● Items listed in a dataset:
━━━━━━
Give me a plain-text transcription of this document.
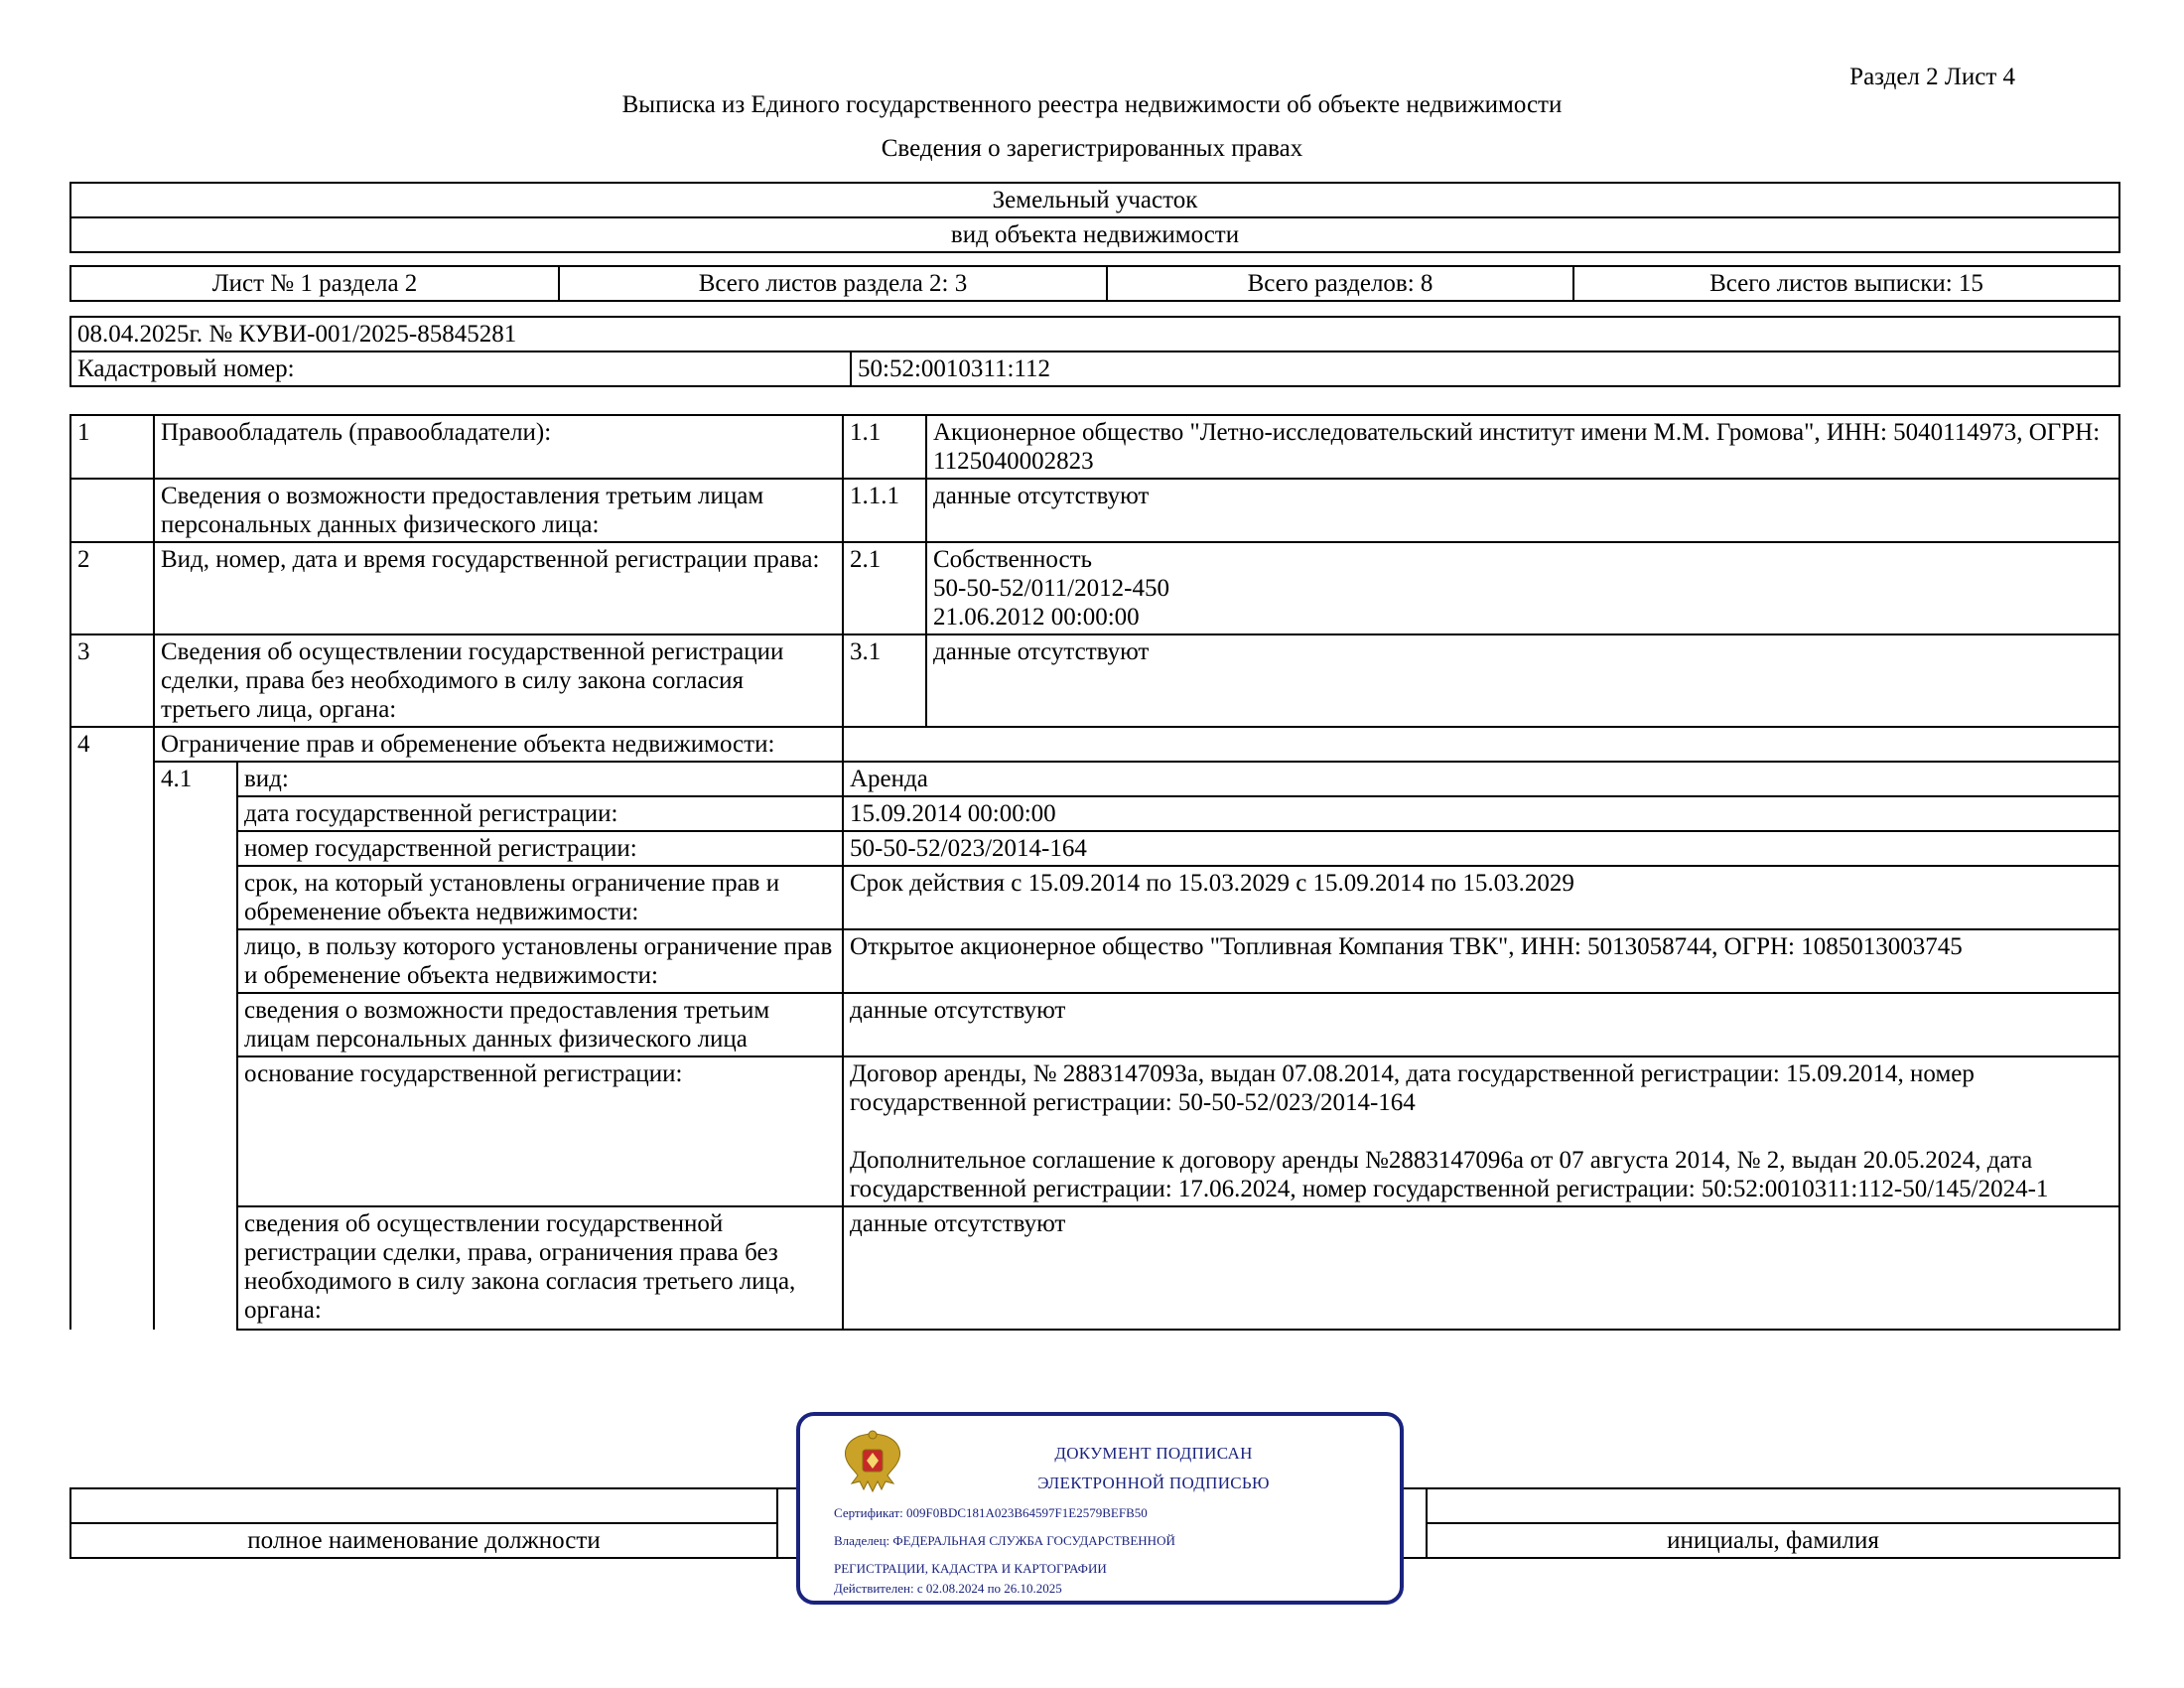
Раздел 2 Лист 4
Выписка из Единого государственного реестра недвижимости об объекте недвижимости
Сведения о зарегистрированных правах
Земельный участок
вид объекта недвижимости
Лист № 1 раздела 2	Всего листов раздела 2: 3	Всего разделов: 8	Всего листов выписки: 15
08.04.2025г. № КУВИ-001/2025-85845281
Кадастровый номер:	50:52:0010311:112
1	Правообладатель (правообладатели):		1.1	Акционерное общество "Летно-исследовательский институт имени М.М. Громова", ИНН: 5040114973, ОГРН: 1125040002823
	Сведения о возможности предоставления третьим лицам персональных данных физического лица:		1.1.1	данные отсутствуют
2	Вид, номер, дата и время государственной регистрации права:		2.1	Собственность
50-50-52/011/2012-450
21.06.2012 00:00:00
3	Сведения об осуществлении государственной регистрации сделки, права без необходимого в силу закона согласия третьего лица, органа:		3.1	данные отсутствуют
4	Ограничение прав и обременение объекта недвижимости:			
	4.1	вид:	Аренда	
		дата государственной регистрации:	15.09.2014 00:00:00	
		номер государственной регистрации:	50-50-52/023/2014-164	
		срок, на который установлены ограничение прав и обременение объекта недвижимости:	Срок действия с 15.09.2014 по 15.03.2029 с 15.09.2014 по 15.03.2029	
		лицо, в пользу которого установлены ограничение прав и обременение объекта недвижимости:	Открытое акционерное общество "Топливная Компания ТВК", ИНН: 5013058744, ОГРН: 1085013003745	
		сведения о возможности предоставления третьим лицам персональных данных физического лица	данные отсутствуют	
		основание государственной регистрации:	Договор аренды, № 2883147093а, выдан 07.08.2014, дата государственной регистрации: 15.09.2014, номер государственной регистрации: 50-50-52/023/2014-164

Дополнительное соглашение к договору аренды №2883147096а от 07 августа 2014, № 2, выдан 20.05.2024, дата государственной регистрации: 17.06.2024, номер государственной регистрации: 50:52:0010311:112-50/145/2024-1	
		сведения об осуществлении государственной регистрации сделки, права, ограничения права без необходимого в силу закона согласия третьего лица, органа:	данные отсутствуют	

полное наименование должности		инициалы, фамилия
ДОКУМЕНТ ПОДПИСАН
ЭЛЕКТРОННОЙ ПОДПИСЬЮ
Сертификат: 009F0BDC181A023B64597F1E2579BEFB50
Владелец: ФЕДЕРАЛЬНАЯ СЛУЖБА ГОСУДАРСТВЕННОЙ
РЕГИСТРАЦИИ, КАДАСТРА И КАРТОГРАФИИ
Действителен: с 02.08.2024 по 26.10.2025
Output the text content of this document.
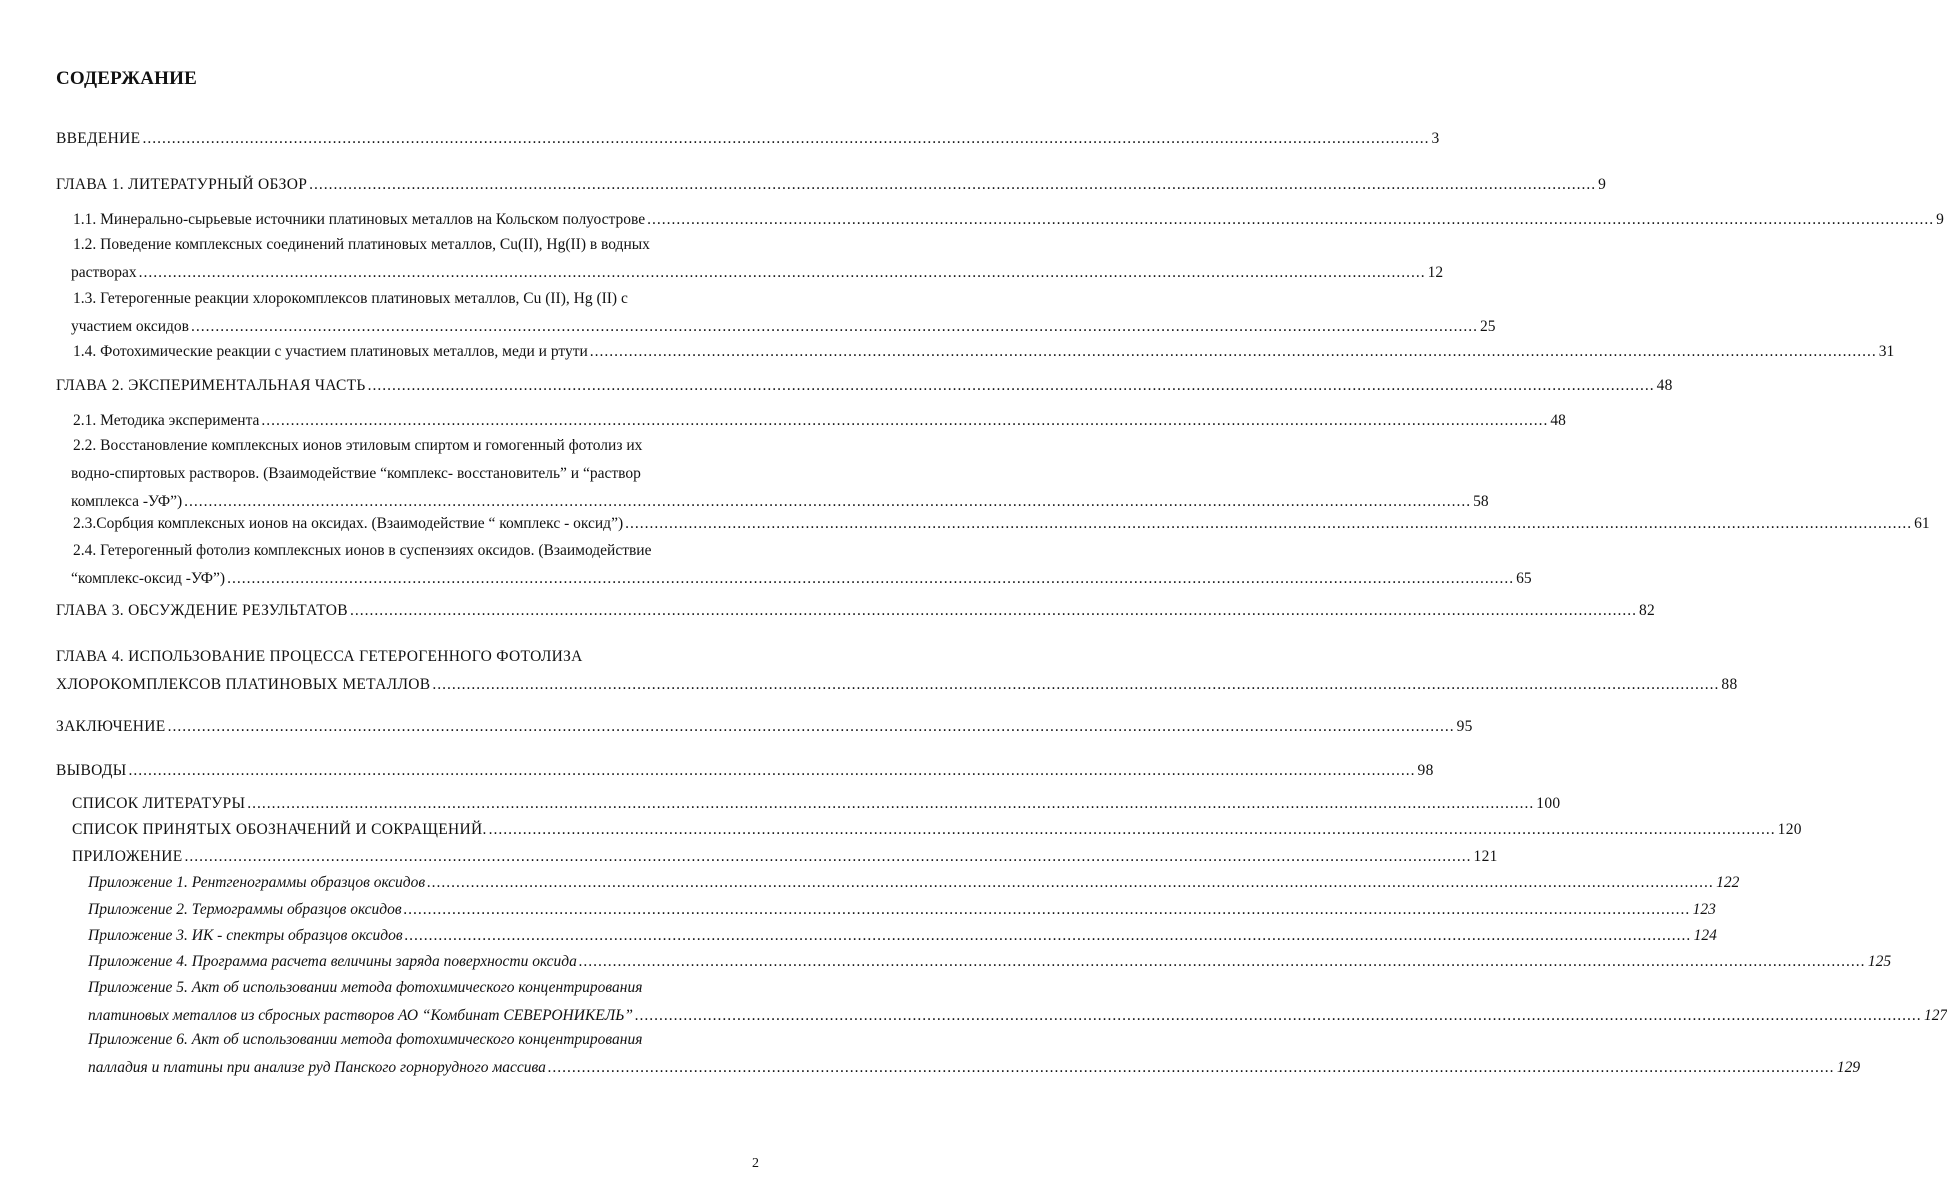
СОДЕРЖАНИЕ
ВВЕДЕНИЕ .....	3
ГЛАВА 1. ЛИТЕРАТУРНЫЙ ОБЗОР .....	9
1.1. Минерально-сырьевые источники платиновых металлов на Кольском полуострове .....	9
1.2. Поведение комплексных соединений платиновых металлов, Cu(II), Hg(II) в водных
растворах .....	12
1.3. Гетерогенные реакции хлорокомплексов платиновых металлов, Cu (II), Hg (II) с
участием оксидов .....	25
1.4. Фотохимические реакции с участием платиновых металлов, меди и ртути .....	31
ГЛАВА 2. ЭКСПЕРИМЕНТАЛЬНАЯ ЧАСТЬ .....	48
2.1. Методика эксперимента .....	48
2.2. Восстановление комплексных ионов этиловым спиртом и гомогенный фотолиз их
водно-спиртовых растворов. (Взаимодействие “комплекс- восстановитель” и “раствор
комплекса -УФ”) .....	58
2.3.Сорбция комплексных ионов на оксидах. (Взаимодействие “ комплекс - оксид”) .....	61
2.4. Гетерогенный фотолиз комплексных ионов в суспензиях оксидов. (Взаимодействие
“комплекс-оксид -УФ”) .....	65
ГЛАВА 3. ОБСУЖДЕНИЕ РЕЗУЛЬТАТОВ .....	82
ГЛАВА 4. ИСПОЛЬЗОВАНИЕ ПРОЦЕССА ГЕТЕРОГЕННОГО ФОТОЛИЗА
ХЛОРОКОМПЛЕКСОВ ПЛАТИНОВЫХ МЕТАЛЛОВ .....	88
ЗАКЛЮЧЕНИЕ .....	95
ВЫВОДЫ .....	98
СПИСОК ЛИТЕРАТУРЫ .....	100
СПИСОК ПРИНЯТЫХ ОБОЗНАЧЕНИЙ И СОКРАЩЕНИЙ. .....	120
ПРИЛОЖЕНИЕ .....	121
Приложение 1. Рентгенограммы образцов оксидов .....	122
Приложение 2. Термограммы образцов оксидов .....	123
Приложение 3. ИК - спектры образцов оксидов .....	124
Приложение 4. Программа расчета величины заряда поверхности оксида .....	125
Приложение 5. Акт об использовании метода фотохимического концентрирования
платиновых металлов из сбросных растворов АО “Комбинат СЕВЕРОНИКЕЛЬ” .....	127
Приложение 6. Акт об использовании метода фотохимического концентрирования
палладия и платины при анализе руд Панского горнорудного массива .....	129
2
━━━━━━
● What you are asked to do: Copy each line of the listing that contains the string "использовании".

● Solution to the problem:
Приложение 5. Акт об использовании метода фотохимического концентрирования
Приложение 6. Акт об использовании метода фотохимического концентрирования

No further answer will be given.